## START TASK INPUTS

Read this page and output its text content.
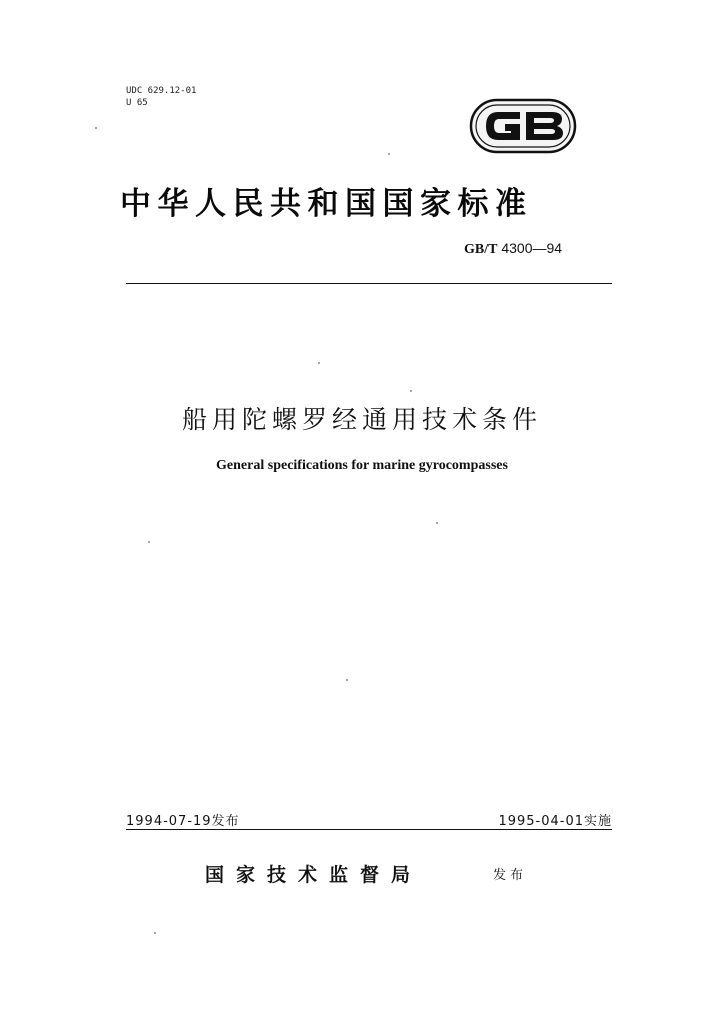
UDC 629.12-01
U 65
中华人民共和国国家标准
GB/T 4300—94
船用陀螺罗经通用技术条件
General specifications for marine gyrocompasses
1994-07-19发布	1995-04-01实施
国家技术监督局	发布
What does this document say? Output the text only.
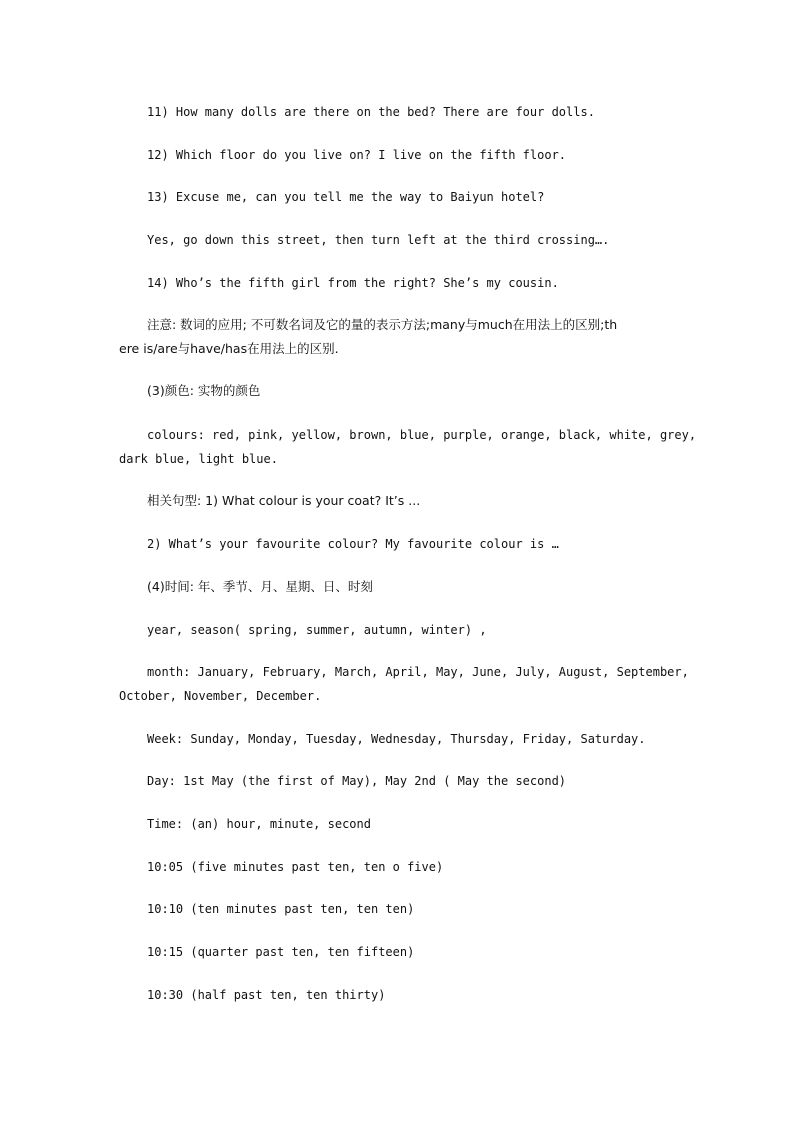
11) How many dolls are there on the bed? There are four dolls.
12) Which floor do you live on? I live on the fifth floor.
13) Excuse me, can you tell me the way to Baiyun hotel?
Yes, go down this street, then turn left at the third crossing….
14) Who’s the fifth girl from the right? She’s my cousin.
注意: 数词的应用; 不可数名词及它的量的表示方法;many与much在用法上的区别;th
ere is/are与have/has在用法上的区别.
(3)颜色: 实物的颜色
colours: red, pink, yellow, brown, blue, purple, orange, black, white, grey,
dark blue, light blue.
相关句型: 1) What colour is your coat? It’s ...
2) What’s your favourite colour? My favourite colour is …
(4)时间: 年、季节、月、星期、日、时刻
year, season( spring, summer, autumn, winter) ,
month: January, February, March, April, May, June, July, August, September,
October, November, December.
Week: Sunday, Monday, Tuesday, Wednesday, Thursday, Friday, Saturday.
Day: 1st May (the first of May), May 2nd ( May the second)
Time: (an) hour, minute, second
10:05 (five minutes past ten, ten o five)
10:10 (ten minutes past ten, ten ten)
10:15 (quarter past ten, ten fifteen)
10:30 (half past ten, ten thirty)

## END TASK INPUTS

■ OBJECTIVE ■
Write out the data precisely as given, excluding the pictures.

■ RESULT ■
Read this page and output its text content.
UDC 629.12-01
U 65
中华人民共和国国家标准
GB/T 4300—94
船用陀螺罗经通用技术条件
General specifications for marine gyrocompasses
1994-07-19发布	1995-04-01实施
国家技术监督局	发布
What does this document say? Output the text only.
11) How many dolls are there on the bed? There are four dolls.
12) Which floor do you live on? I live on the fifth floor.
13) Excuse me, can you tell me the way to Baiyun hotel?
Yes, go down this street, then turn left at the third crossing….
14) Who’s the fifth girl from the right? She’s my cousin.
注意: 数词的应用; 不可数名词及它的量的表示方法;many与much在用法上的区别;th
ere is/are与have/has在用法上的区别.
(3)颜色: 实物的颜色
colours: red, pink, yellow, brown, blue, purple, orange, black, white, grey,
dark blue, light blue.
相关句型: 1) What colour is your coat? It’s ...
2) What’s your favourite colour? My favourite colour is …
(4)时间: 年、季节、月、星期、日、时刻
year, season( spring, summer, autumn, winter) ,
month: January, February, March, April, May, June, July, August, September,
October, November, December.
Week: Sunday, Monday, Tuesday, Wednesday, Thursday, Friday, Saturday.
Day: 1st May (the first of May), May 2nd ( May the second)
Time: (an) hour, minute, second
10:05 (five minutes past ten, ten o five)
10:10 (ten minutes past ten, ten ten)
10:15 (quarter past ten, ten fifteen)
10:30 (half past ten, ten thirty)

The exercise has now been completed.